**Task prompt**
Leave the pictures out and print every record below exactly as it stands.

**Entries**
..............................
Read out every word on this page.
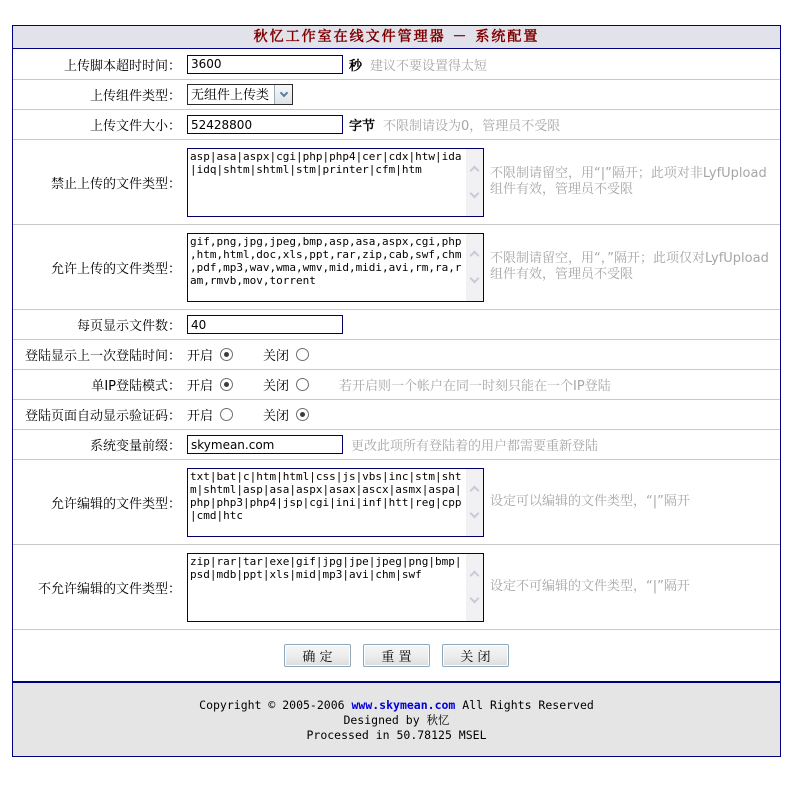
秋忆工作室在线文件管理器 － 系统配置
上传脚本超时时间：
3600	秒 建议不要设置得太短
上传组件类型： 无组件上传类
上传文件大小：
52428800	字节 不限制请设为0，管理员不受限
禁止上传的文件类型：
asp|asa|aspx|cgi|php|php4|cer|cdx|htw|ida|idq|shtm|shtml|stm|printer|cfm|htm
不限制请留空，用“|”隔开；此项对非LyfUpload组件有效，管理员不受限
允许上传的文件类型：
gif,png,jpg,jpeg,bmp,asp,asa,aspx,cgi,php,htm,html,doc,xls,ppt,rar,zip,cab,swf,chm,pdf,mp3,wav,wma,wmv,mid,midi,avi,rm,ra,ram,rmvb,mov,torrent
不限制请留空，用“，”隔开；此项仅对LyfUpload组件有效，管理员不受限
每页显示文件数：
40
登陆显示上一次登陆时间： 开启	关闭
单IP登陆模式： 开启	关闭	若开启则一个帐户在同一时刻只能在一个IP登陆
登陆页面自动显示验证码： 开启	关闭
系统变量前缀：
skymean.com	更改此项所有登陆着的用户都需要重新登陆
允许编辑的文件类型：
txt|bat|c|htm|html|css|js|vbs|inc|stm|shtm|shtml|asp|asa|aspx|asax|ascx|asmx|aspa|php|php3|php4|jsp|cgi|ini|inf|htt|reg|cpp|cmd|htc	设定可以编辑的文件类型，“|”隔开
不允许编辑的文件类型：
zip|rar|tar|exe|gif|jpg|jpe|jpeg|png|bmp|psd|mdb|ppt|xls|mid|mp3|avi|chm|swf	设定不可编辑的文件类型，“|”隔开
确 定	重 置	关 闭
Copyright © 2005-2006 www.skymean.com All Rights Reserved
Designed by 秋忆
Processed in 50.78125 MSEL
..............................
**Answer to the task**
Read out every word on this page.
秋忆工作室在线文件管理器 － 系统配置
上传脚本超时时间：
3600	秒 建议不要设置得太短
上传组件类型： 无组件上传类
上传文件大小：
52428800	字节 不限制请设为0，管理员不受限
禁止上传的文件类型：
asp|asa|aspx|cgi|php|php4|cer|cdx|htw|ida|idq|shtm|shtml|stm|printer|cfm|htm
不限制请留空，用“|”隔开；此项对非LyfUpload组件有效，管理员不受限
允许上传的文件类型：
gif,png,jpg,jpeg,bmp,asp,asa,aspx,cgi,php,htm,html,doc,xls,ppt,rar,zip,cab,swf,chm,pdf,mp3,wav,wma,wmv,mid,midi,avi,rm,ra,ram,rmvb,mov,torrent
不限制请留空，用“，”隔开；此项仅对LyfUpload组件有效，管理员不受限
每页显示文件数：
40
登陆显示上一次登陆时间： 开启	关闭
单IP登陆模式： 开启	关闭	若开启则一个帐户在同一时刻只能在一个IP登陆
登陆页面自动显示验证码： 开启	关闭
系统变量前缀：
skymean.com	更改此项所有登陆着的用户都需要重新登陆
允许编辑的文件类型：
txt|bat|c|htm|html|css|js|vbs|inc|stm|shtm|shtml|asp|asa|aspx|asax|ascx|asmx|aspa|php|php3|php4|jsp|cgi|ini|inf|htt|reg|cpp|cmd|htc	设定可以编辑的文件类型，“|”隔开
不允许编辑的文件类型：
zip|rar|tar|exe|gif|jpg|jpe|jpeg|png|bmp|psd|mdb|ppt|xls|mid|mp3|avi|chm|swf	设定不可编辑的文件类型，“|”隔开
确 定	重 置	关 闭
Copyright © 2005-2006 www.skymean.com All Rights Reserved
Designed by 秋忆
Processed in 50.78125 MSEL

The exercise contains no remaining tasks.